Le travail
libérateur
ou émancipateur ?
Tandis que les années 90 ont vu prospérer la thématique de fin du travail, il s'agirait aurjou'hui de
"réinventer
le travail", comme y invite Dominique Meda dans un ouvrage récent. Début 2012, Radio France menait une grande enquête, "Quel travail
voulons nous?", qui connaissait un écho important. les Nouveaux
chemins de la connaissance, émission phare de France Culture y consacrait une semaine en janvier
2014.
Ainsi, cette expérience partagée et transmise depuis des générations et qui se présente comme une évidence, une nécessité allant de soi,
ne cesse d'interpeller. Elle convoque les disciplines les plus diverses,
de la médecine à la philosophie, en passant par l'ergonomie,
la sociologie, l'anthropologie et les sciences du langage.
Sous la thématique de son coût, le discours public réduit le travail à un intrant dans un processus de production, de biens ou
de services. Pourtant, si les agents invités à parler de leur travail dans
les dispositifs de recherche se
montrent intarissables une fois surmontée la difficulté d'une mise en mots, c'est
sans doute que quelque chose de plus se joue que le moyen de percevoir un
revenu.
Les épisodes de
suicides au travail dans de grandes entreprises
largement médiatisés sont-ils illustration des effets d'un management
particulièrement inhumain ou
la manifestation aiguë d'une tension
incontournable entre ce que toute
situation de travail impose
et les attentes de ceux qui
doivent gérer, à bas bruit?
Lors de cette présentation , on envisagera le travail comme une situation qui
échappe
irréductiblement
à toute
prétention
d'anticipation absolue telle qu'elle fut pensée par le taylorisme.
Dans les années 70, les ergonomes mettent
en évidence
le couple travail prescrit/travail réel tel qu'il structure toute
situation de travail . Cette paire peut être rapprochée des observations de Diderot distinguant la
"connaissance inopėrative
" et la pratique.

Entrées de données
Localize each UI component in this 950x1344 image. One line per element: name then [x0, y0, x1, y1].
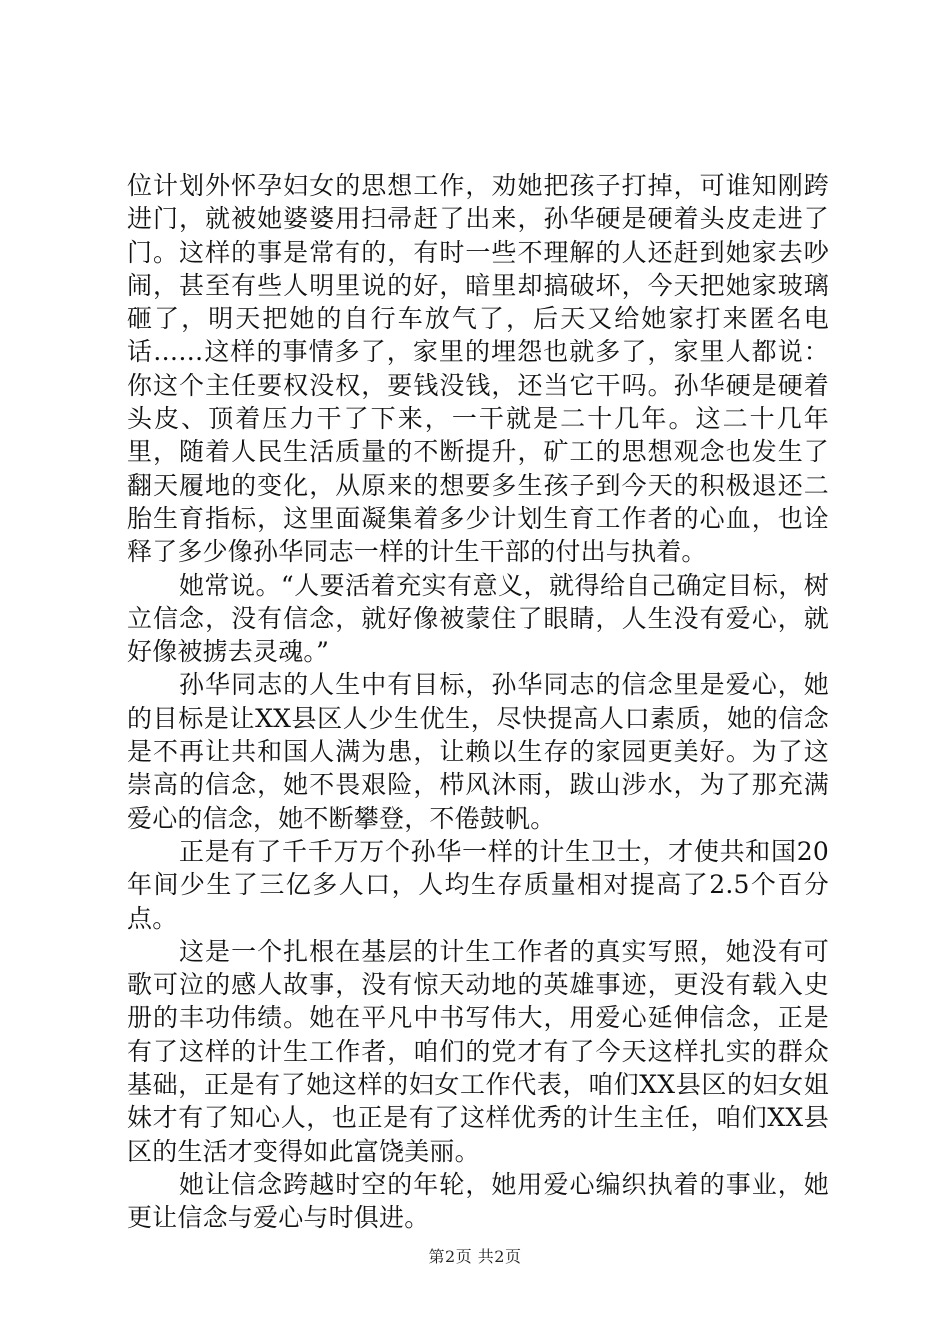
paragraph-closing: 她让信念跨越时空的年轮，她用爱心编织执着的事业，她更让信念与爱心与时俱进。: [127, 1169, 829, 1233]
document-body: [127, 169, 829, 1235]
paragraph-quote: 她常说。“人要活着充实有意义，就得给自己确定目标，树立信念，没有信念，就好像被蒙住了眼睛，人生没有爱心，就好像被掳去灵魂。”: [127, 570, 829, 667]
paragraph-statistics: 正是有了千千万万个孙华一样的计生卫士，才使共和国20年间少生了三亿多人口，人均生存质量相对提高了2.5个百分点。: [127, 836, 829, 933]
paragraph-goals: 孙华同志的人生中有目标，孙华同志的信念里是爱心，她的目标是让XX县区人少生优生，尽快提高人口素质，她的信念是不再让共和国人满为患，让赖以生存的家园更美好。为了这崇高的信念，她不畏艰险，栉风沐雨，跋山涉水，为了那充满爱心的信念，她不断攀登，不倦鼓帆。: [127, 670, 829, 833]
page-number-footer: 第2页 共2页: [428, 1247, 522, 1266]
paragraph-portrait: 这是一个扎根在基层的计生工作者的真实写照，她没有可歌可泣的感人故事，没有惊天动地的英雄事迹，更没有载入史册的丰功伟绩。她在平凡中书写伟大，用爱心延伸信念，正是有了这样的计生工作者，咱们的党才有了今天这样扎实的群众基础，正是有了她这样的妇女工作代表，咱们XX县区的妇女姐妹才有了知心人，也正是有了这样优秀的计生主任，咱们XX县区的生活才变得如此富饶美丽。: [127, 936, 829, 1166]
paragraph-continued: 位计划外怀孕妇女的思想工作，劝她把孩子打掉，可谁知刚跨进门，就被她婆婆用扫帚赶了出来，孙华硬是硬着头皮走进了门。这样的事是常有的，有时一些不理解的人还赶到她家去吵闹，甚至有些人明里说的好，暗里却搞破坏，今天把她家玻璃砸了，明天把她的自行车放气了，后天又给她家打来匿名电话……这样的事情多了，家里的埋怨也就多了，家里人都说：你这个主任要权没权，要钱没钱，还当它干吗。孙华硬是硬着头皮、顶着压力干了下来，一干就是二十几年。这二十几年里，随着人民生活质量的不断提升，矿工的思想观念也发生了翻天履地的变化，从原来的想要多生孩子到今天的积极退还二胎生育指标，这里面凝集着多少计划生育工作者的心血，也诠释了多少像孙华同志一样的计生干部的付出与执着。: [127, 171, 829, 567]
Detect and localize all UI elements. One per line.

---

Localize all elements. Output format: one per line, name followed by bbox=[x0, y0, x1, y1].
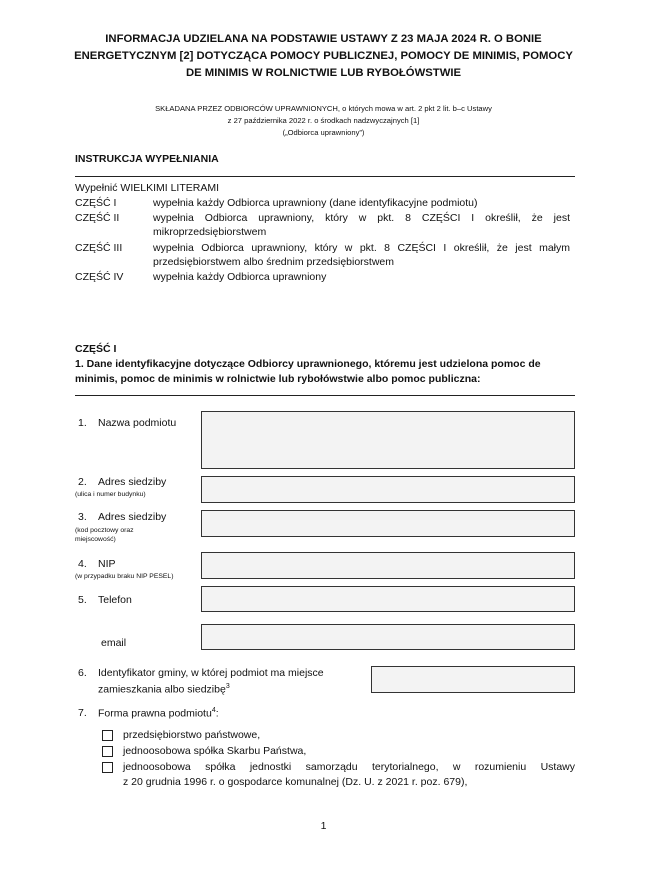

Travail à réaliser
Reproduisez intégralement l'extrait sur le travail, sans en modifier un seul caractère. Les entrées forment un matériau indépendant de l'extrait sur le travail.

Résultat de l'exercice
Le travail
libérateur
ou émancipateur ?
Tandis que les années 90 ont vu prospérer la thématique de fin du travail, il s'agirait aurjou'hui de
"réinventer
le travail", comme y invite Dominique Meda dans un ouvrage récent. Début 2012, Radio France menait une grande enquête, "Quel travail
voulons nous?", qui connaissait un écho important. les Nouveaux
chemins de la connaissance, émission phare de France Culture y consacrait une semaine en janvier
2014.
Ainsi, cette expérience partagée et transmise depuis des générations et qui se présente comme une évidence, une nécessité allant de soi,
ne cesse d'interpeller. Elle convoque les disciplines les plus diverses,
de la médecine à la philosophie, en passant par l'ergonomie,
la sociologie, l'anthropologie et les sciences du langage.
Sous la thématique de son coût, le discours public réduit le travail à un intrant dans un processus de production, de biens ou
de services. Pourtant, si les agents invités à parler de leur travail dans
les dispositifs de recherche se
montrent intarissables une fois surmontée la difficulté d'une mise en mots, c'est
sans doute que quelque chose de plus se joue que le moyen de percevoir un
revenu.
Les épisodes de
suicides au travail dans de grandes entreprises
largement médiatisés sont-ils illustration des effets d'un management
particulièrement inhumain ou
la manifestation aiguë d'une tension
incontournable entre ce que toute
situation de travail impose
et les attentes de ceux qui
doivent gérer, à bas bruit?
Lors de cette présentation , on envisagera le travail comme une situation qui
échappe
irréductiblement
à toute
prétention
d'anticipation absolue telle qu'elle fut pensée par le taylorisme.
Dans les années 70, les ergonomes mettent
en évidence
le couple travail prescrit/travail réel tel qu'il structure toute
situation de travail . Cette paire peut être rapprochée des observations de Diderot distinguant la
"connaissance inopėrative
" et la pratique.